Text under study:


•United States President Joe Biden, in his response to the invasion, has suggested that Washington and its allies would respond in a united and decisive way to “an unprovoked and unjustified attack by Russian military forces” on Ukraine. But the future course of action for the West remains rather murky. Perhaps because of this, Charles Michel, the head of the European Council, has continued to insist on the need “to be united and determined and jointly define our collective approach and actions”. The European Union has announced a “massive” package of sanctions as it comes to terms with “the darkest hour in Europe since the Second World War”.

Information:
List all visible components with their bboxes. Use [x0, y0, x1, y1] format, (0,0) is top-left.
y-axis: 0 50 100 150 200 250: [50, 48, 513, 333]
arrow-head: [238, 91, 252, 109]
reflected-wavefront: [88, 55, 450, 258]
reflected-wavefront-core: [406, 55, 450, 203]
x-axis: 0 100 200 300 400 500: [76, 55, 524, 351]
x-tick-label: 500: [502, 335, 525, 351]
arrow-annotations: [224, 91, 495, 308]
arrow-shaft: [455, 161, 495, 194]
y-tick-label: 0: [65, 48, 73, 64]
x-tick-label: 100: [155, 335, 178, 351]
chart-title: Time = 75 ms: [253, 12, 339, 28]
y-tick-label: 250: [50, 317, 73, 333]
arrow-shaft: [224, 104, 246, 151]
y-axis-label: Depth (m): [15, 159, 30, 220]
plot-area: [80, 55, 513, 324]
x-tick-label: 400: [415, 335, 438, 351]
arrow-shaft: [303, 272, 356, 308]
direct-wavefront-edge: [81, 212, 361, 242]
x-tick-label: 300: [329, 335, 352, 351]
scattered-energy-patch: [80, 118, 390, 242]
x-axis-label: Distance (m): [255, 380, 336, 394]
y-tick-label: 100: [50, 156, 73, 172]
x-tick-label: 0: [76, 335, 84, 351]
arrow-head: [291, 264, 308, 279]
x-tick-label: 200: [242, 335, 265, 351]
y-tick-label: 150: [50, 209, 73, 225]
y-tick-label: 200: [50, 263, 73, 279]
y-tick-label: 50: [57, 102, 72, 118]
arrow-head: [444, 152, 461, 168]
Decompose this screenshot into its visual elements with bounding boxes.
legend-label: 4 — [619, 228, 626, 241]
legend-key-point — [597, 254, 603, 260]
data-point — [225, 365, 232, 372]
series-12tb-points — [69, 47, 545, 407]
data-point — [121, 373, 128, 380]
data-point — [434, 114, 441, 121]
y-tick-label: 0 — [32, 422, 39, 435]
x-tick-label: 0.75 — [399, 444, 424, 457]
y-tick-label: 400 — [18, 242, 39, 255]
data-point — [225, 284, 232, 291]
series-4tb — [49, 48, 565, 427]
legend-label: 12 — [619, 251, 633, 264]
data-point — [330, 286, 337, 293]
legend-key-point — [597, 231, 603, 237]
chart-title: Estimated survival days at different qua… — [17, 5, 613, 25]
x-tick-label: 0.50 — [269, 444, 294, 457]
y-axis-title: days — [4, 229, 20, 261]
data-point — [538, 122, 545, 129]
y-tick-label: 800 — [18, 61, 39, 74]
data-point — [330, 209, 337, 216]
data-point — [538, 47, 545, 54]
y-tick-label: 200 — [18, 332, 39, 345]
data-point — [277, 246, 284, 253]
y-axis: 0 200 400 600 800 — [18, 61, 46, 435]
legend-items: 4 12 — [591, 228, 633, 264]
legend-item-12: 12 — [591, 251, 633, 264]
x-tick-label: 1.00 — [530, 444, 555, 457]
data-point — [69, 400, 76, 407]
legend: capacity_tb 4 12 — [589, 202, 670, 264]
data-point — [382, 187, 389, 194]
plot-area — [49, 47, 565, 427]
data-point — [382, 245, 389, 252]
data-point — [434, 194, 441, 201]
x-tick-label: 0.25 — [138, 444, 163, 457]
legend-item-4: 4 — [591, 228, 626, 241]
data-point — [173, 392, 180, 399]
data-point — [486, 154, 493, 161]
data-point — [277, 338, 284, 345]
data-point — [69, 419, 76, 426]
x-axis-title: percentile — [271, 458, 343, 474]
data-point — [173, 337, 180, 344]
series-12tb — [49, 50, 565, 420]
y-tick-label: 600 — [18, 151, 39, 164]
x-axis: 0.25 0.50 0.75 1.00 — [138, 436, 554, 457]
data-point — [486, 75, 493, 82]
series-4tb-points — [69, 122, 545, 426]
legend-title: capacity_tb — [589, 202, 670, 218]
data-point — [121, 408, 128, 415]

Required actions:
1. Put this sentence from the passage on the Western response to Ukraine into Spanish: "But the future course of action for the West remains rather murky."
2. According to the passage on the Western response to Ukraine, what has the European Union announced?
3. Carry the passage on the Western response to Ukraine forward from its final sentence.
The listing plays no part in this work.

Responses in order:
1. Pero el futuro curso de acción de Occidente sigue siendo bastante confuso.

2. A "massive" package of sanctions.

3.
•Where Mr. Putin has shown resolve and a single-minded sense of purpose, the West has been incoherent in its response — not being able to present a united front, and worse, not even speaking the same language at times. For Mr. Putin, this is a moment to use Ukraine to highlight his broader demands of restructuring the post-Cold War European security order. For the West, this has been a moment when it has been found wanting — a lack of imagination, lack of will and lack of leadership, all rolled into producing a lackadaisical response to the one of most serious security crises in decades.

General disarray

•Mr. Biden’s leadership has been found wanting. For all his talk of leading through coalitions, all he has to show for is a disarray in the European ranks. Where Germany has been reluctant to allow North Atlantic Treaty Organization (NATO) allies to ship German-origin weapons to Ukraine, France has used this moment of crisis in trying to showcase its own leadership credentials. French President Emmanuel Macron has been talking of the European Union taking decisions independent of the U.S. in an attempt to showcase its ‘strategic autonomy’. The trans-Atlantic alliance has barely functioned despite all those who had argued that it was the fault of U.S. President Donald Trump fracturing this partnership. It turns out that even Mr. Biden has not been able to build the trans-Atlantic engagement around common objectives to be pursued collectively.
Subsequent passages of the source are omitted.